◆ **Prompt**
The answer should be a single number: how many lines of the entries below hold the word "Boids".

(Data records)

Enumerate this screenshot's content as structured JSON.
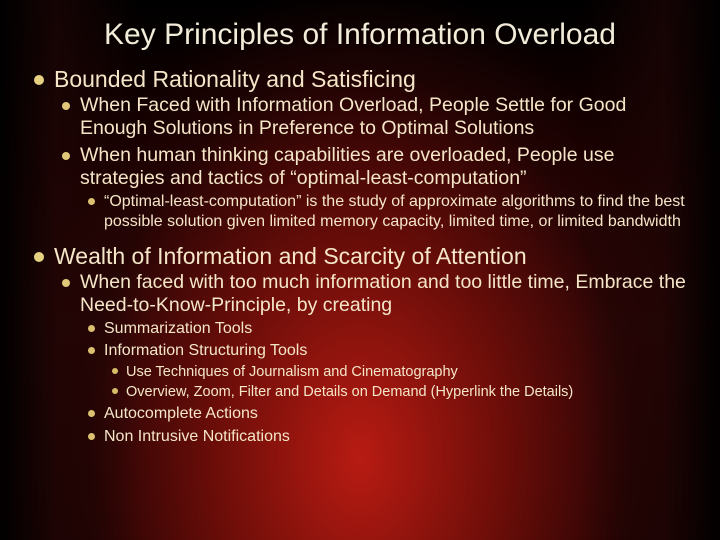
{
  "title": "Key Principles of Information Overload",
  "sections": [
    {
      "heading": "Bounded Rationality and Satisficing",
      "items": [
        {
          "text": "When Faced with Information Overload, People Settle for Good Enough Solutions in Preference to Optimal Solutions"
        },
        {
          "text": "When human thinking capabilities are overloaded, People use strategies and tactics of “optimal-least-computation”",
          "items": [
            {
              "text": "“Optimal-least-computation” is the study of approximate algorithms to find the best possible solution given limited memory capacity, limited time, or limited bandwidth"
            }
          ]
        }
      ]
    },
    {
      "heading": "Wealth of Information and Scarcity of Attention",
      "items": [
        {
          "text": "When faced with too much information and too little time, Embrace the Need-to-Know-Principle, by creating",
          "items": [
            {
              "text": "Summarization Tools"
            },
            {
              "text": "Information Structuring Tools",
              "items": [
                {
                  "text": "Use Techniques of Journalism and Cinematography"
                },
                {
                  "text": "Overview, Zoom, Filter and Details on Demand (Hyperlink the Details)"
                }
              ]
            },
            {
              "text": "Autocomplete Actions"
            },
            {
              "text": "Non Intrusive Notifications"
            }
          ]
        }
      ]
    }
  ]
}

--

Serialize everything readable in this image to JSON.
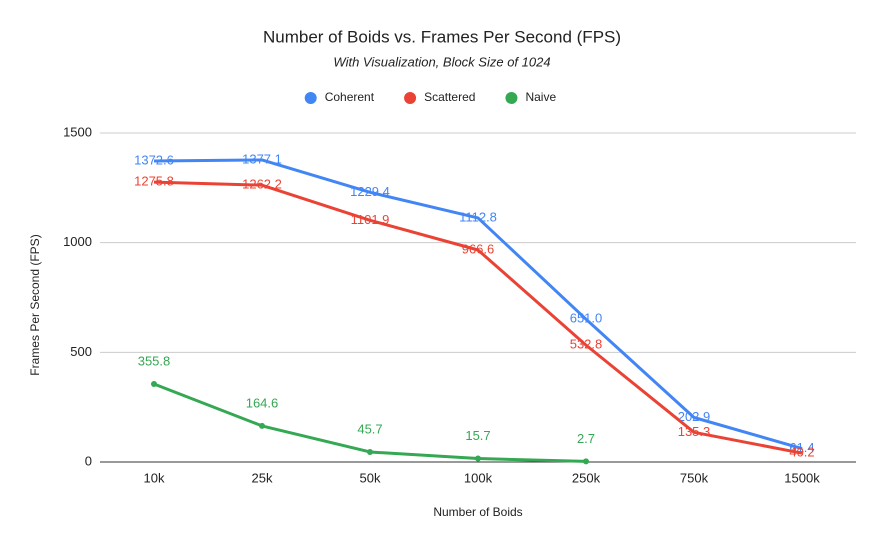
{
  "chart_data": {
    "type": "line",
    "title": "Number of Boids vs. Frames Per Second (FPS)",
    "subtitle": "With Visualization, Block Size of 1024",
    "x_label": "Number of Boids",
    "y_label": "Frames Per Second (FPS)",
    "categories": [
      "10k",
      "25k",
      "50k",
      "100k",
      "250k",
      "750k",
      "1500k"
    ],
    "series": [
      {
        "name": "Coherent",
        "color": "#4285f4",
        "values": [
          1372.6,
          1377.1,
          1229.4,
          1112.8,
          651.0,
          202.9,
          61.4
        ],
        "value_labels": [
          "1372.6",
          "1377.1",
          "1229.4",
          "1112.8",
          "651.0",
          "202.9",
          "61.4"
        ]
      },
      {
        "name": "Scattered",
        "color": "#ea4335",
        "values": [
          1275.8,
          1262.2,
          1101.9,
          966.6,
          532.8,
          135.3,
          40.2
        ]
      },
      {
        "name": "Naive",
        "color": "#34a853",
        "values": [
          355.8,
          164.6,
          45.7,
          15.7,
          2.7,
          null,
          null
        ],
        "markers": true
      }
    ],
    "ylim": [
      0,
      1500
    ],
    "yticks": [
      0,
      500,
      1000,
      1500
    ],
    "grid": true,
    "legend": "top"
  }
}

◆ **Answer below**
2